Job: Every record here needs to be written out again exactly.

Excerpted records:

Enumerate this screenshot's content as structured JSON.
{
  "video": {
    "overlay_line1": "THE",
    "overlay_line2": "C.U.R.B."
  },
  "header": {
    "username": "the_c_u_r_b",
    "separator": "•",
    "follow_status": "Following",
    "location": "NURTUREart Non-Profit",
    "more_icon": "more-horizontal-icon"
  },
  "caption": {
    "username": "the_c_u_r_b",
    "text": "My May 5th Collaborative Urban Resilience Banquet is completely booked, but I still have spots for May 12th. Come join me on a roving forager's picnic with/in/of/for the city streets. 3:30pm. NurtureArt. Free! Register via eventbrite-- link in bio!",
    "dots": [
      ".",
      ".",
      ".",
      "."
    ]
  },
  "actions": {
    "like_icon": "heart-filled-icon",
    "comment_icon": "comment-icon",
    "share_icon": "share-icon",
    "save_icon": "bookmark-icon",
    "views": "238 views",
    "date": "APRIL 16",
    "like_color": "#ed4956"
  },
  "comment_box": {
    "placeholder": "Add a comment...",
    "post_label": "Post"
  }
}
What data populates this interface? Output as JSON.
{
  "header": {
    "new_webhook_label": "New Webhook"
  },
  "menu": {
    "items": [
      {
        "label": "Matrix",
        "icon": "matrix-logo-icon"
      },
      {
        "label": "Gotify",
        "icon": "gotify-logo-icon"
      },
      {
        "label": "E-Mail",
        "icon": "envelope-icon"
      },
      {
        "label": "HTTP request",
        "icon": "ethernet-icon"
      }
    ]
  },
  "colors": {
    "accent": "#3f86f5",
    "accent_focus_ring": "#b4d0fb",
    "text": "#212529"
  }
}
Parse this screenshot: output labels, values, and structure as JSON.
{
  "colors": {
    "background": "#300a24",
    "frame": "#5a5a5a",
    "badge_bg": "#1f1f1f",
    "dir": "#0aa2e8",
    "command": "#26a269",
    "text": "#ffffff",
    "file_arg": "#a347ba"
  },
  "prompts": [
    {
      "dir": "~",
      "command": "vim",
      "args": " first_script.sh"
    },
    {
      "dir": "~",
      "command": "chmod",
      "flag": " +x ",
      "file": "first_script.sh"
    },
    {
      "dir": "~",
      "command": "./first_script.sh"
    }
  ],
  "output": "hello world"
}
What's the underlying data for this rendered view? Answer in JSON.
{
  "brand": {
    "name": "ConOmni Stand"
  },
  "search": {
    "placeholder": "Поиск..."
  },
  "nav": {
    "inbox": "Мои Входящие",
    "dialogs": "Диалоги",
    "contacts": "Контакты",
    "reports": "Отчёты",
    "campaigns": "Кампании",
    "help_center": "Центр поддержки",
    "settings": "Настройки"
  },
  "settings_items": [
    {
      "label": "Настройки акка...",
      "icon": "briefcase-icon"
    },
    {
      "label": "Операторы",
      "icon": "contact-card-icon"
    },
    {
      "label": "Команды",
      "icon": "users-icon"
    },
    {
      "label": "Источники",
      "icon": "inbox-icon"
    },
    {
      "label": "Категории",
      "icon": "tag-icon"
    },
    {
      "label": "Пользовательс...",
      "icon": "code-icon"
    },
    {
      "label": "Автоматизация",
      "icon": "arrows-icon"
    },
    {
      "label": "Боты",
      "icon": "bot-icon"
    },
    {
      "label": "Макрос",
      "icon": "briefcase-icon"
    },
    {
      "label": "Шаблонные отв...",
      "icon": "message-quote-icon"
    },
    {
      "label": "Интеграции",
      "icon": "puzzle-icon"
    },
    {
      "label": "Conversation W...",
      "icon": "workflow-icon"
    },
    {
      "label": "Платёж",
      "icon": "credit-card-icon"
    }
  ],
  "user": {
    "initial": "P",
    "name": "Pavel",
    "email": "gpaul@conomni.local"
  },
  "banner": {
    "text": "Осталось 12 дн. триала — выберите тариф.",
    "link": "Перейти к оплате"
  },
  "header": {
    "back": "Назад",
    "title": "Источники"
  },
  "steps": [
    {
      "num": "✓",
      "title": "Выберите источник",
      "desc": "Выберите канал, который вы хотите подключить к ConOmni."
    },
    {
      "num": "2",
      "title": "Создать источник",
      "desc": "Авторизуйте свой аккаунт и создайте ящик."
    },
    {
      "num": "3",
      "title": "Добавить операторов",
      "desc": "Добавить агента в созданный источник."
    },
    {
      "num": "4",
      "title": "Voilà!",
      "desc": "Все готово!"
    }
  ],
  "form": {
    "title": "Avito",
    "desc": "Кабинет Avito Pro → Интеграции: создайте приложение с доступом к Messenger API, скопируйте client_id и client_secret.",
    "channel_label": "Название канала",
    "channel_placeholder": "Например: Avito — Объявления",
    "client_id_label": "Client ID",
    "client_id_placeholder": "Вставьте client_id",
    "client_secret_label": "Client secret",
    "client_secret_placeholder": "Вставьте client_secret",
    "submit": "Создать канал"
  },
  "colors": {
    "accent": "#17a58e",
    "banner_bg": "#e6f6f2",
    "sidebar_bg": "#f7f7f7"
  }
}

Correct result:
Enumerate this screenshot's content as structured JSON.
{
  "video": {
    "overlay_line1": "THE",
    "overlay_line2": "C.U.R.B."
  },
  "header": {
    "username": "the_c_u_r_b",
    "separator": "•",
    "follow_status": "Following",
    "location": "NURTUREart Non-Profit",
    "more_icon": "more-horizontal-icon"
  },
  "caption": {
    "username": "the_c_u_r_b",
    "text": "My May 5th Collaborative Urban Resilience Banquet is completely booked, but I still have spots for May 12th. Come join me on a roving forager's picnic with/in/of/for the city streets. 3:30pm. NurtureArt. Free! Register via eventbrite-- link in bio!",
    "dots": [
      ".",
      ".",
      ".",
      "."
    ]
  },
  "actions": {
    "like_icon": "heart-filled-icon",
    "comment_icon": "comment-icon",
    "share_icon": "share-icon",
    "save_icon": "bookmark-icon",
    "views": "238 views",
    "date": "APRIL 16",
    "like_color": "#ed4956"
  },
  "comment_box": {
    "placeholder": "Add a comment...",
    "post_label": "Post"
  }
}
What data populates this interface? Output as JSON.
{
  "header": {
    "new_webhook_label": "New Webhook"
  },
  "menu": {
    "items": [
      {
        "label": "Matrix",
        "icon": "matrix-logo-icon"
      },
      {
        "label": "Gotify",
        "icon": "gotify-logo-icon"
      },
      {
        "label": "E-Mail",
        "icon": "envelope-icon"
      },
      {
        "label": "HTTP request",
        "icon": "ethernet-icon"
      }
    ]
  },
  "colors": {
    "accent": "#3f86f5",
    "accent_focus_ring": "#b4d0fb",
    "text": "#212529"
  }
}
Parse this screenshot: output labels, values, and structure as JSON.
{
  "colors": {
    "background": "#300a24",
    "frame": "#5a5a5a",
    "badge_bg": "#1f1f1f",
    "dir": "#0aa2e8",
    "command": "#26a269",
    "text": "#ffffff",
    "file_arg": "#a347ba"
  },
  "prompts": [
    {
      "dir": "~",
      "command": "vim",
      "args": " first_script.sh"
    },
    {
      "dir": "~",
      "command": "chmod",
      "flag": " +x ",
      "file": "first_script.sh"
    },
    {
      "dir": "~",
      "command": "./first_script.sh"
    }
  ],
  "output": "hello world"
}
What's the underlying data for this rendered view? Answer in JSON.
{
  "brand": {
    "name": "ConOmni Stand"
  },
  "search": {
    "placeholder": "Поиск..."
  },
  "nav": {
    "inbox": "Мои Входящие",
    "dialogs": "Диалоги",
    "contacts": "Контакты",
    "reports": "Отчёты",
    "campaigns": "Кампании",
    "help_center": "Центр поддержки",
    "settings": "Настройки"
  },
  "settings_items": [
    {
      "label": "Настройки акка...",
      "icon": "briefcase-icon"
    },
    {
      "label": "Операторы",
      "icon": "contact-card-icon"
    },
    {
      "label": "Команды",
      "icon": "users-icon"
    },
    {
      "label": "Источники",
      "icon": "inbox-icon"
    },
    {
      "label": "Категории",
      "icon": "tag-icon"
    },
    {
      "label": "Пользовательс...",
      "icon": "code-icon"
    },
    {
      "label": "Автоматизация",
      "icon": "arrows-icon"
    },
    {
      "label": "Боты",
      "icon": "bot-icon"
    },
    {
      "label": "Макрос",
      "icon": "briefcase-icon"
    },
    {
      "label": "Шаблонные отв...",
      "icon": "message-quote-icon"
    },
    {
      "label": "Интеграции",
      "icon": "puzzle-icon"
    },
    {
      "label": "Conversation W...",
      "icon": "workflow-icon"
    },
    {
      "label": "Платёж",
      "icon": "credit-card-icon"
    }
  ],
  "user": {
    "initial": "P",
    "name": "Pavel",
    "email": "gpaul@conomni.local"
  },
  "banner": {
    "text": "Осталось 12 дн. триала — выберите тариф.",
    "link": "Перейти к оплате"
  },
  "header": {
    "back": "Назад",
    "title": "Источники"
  },
  "steps": [
    {
      "num": "✓",
      "title": "Выберите источник",
      "desc": "Выберите канал, который вы хотите подключить к ConOmni."
    },
    {
      "num": "2",
      "title": "Создать источник",
      "desc": "Авторизуйте свой аккаунт и создайте ящик."
    },
    {
      "num": "3",
      "title": "Добавить операторов",
      "desc": "Добавить агента в созданный источник."
    },
    {
      "num": "4",
      "title": "Voilà!",
      "desc": "Все готово!"
    }
  ],
  "form": {
    "title": "Avito",
    "desc": "Кабинет Avito Pro → Интеграции: создайте приложение с доступом к Messenger API, скопируйте client_id и client_secret.",
    "channel_label": "Название канала",
    "channel_placeholder": "Например: Avito — Объявления",
    "client_id_label": "Client ID",
    "client_id_placeholder": "Вставьте client_id",
    "client_secret_label": "Client secret",
    "client_secret_placeholder": "Вставьте client_secret",
    "submit": "Создать канал"
  },
  "colors": {
    "accent": "#17a58e",
    "banner_bg": "#e6f6f2",
    "sidebar_bg": "#f7f7f7"
  }
}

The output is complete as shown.